## EXERCISE OBJECTIVE
Below is a block of records: output all of them exactly and leave out the pictures.

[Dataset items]

——————————

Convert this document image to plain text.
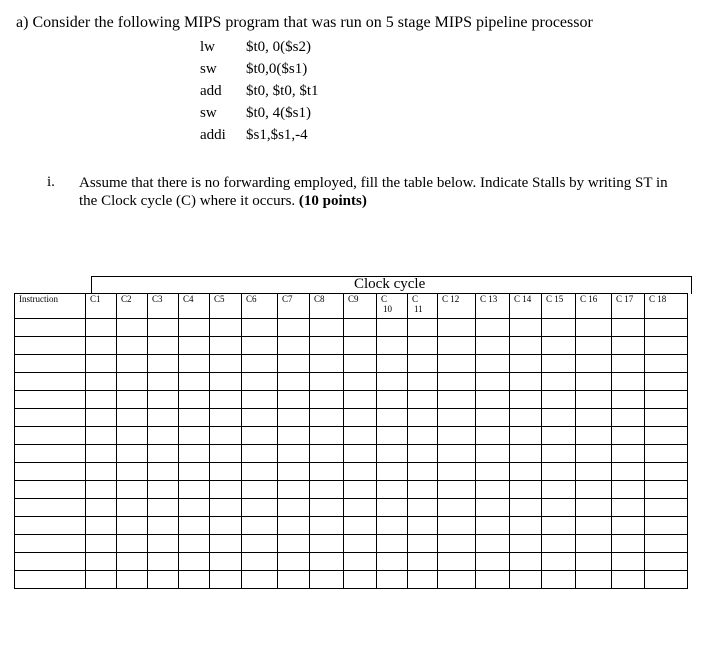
a) Consider the following MIPS program that was run on 5 stage MIPS pipeline processor
lw $t0, 0($s2)
sw $t0,0($s1)
add $t0, $t0, $t1
sw $t0, 4($s1)
addi $s1,$s1,-4
i. Assume that there is no forwarding employed, fill the table below. Indicate Stalls by writing ST in the Clock cycle (C) where it occurs. (10 points)
Clock cycle
Instruction	C1	C2	C3	C4	C5	C6	C7	C8	C9	C
10	C
11	C 12	C 13	C 14	C 15	C 16	C 17	C 18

——————————

## RESULT OF THE EXERCISE
Convert this document image to plain text.
a) Consider the following MIPS program that was run on 5 stage MIPS pipeline processor
lw $t0, 0($s2)
sw $t0,0($s1)
add $t0, $t0, $t1
sw $t0, 4($s1)
addi $s1,$s1,-4
i. Assume that there is no forwarding employed, fill the table below. Indicate Stalls by writing ST in the Clock cycle (C) where it occurs. (10 points)
Clock cycle
Instruction	C1	C2	C3	C4	C5	C6	C7	C8	C9	C
10	C
11	C 12	C 13	C 14	C 15	C 16	C 17	C 18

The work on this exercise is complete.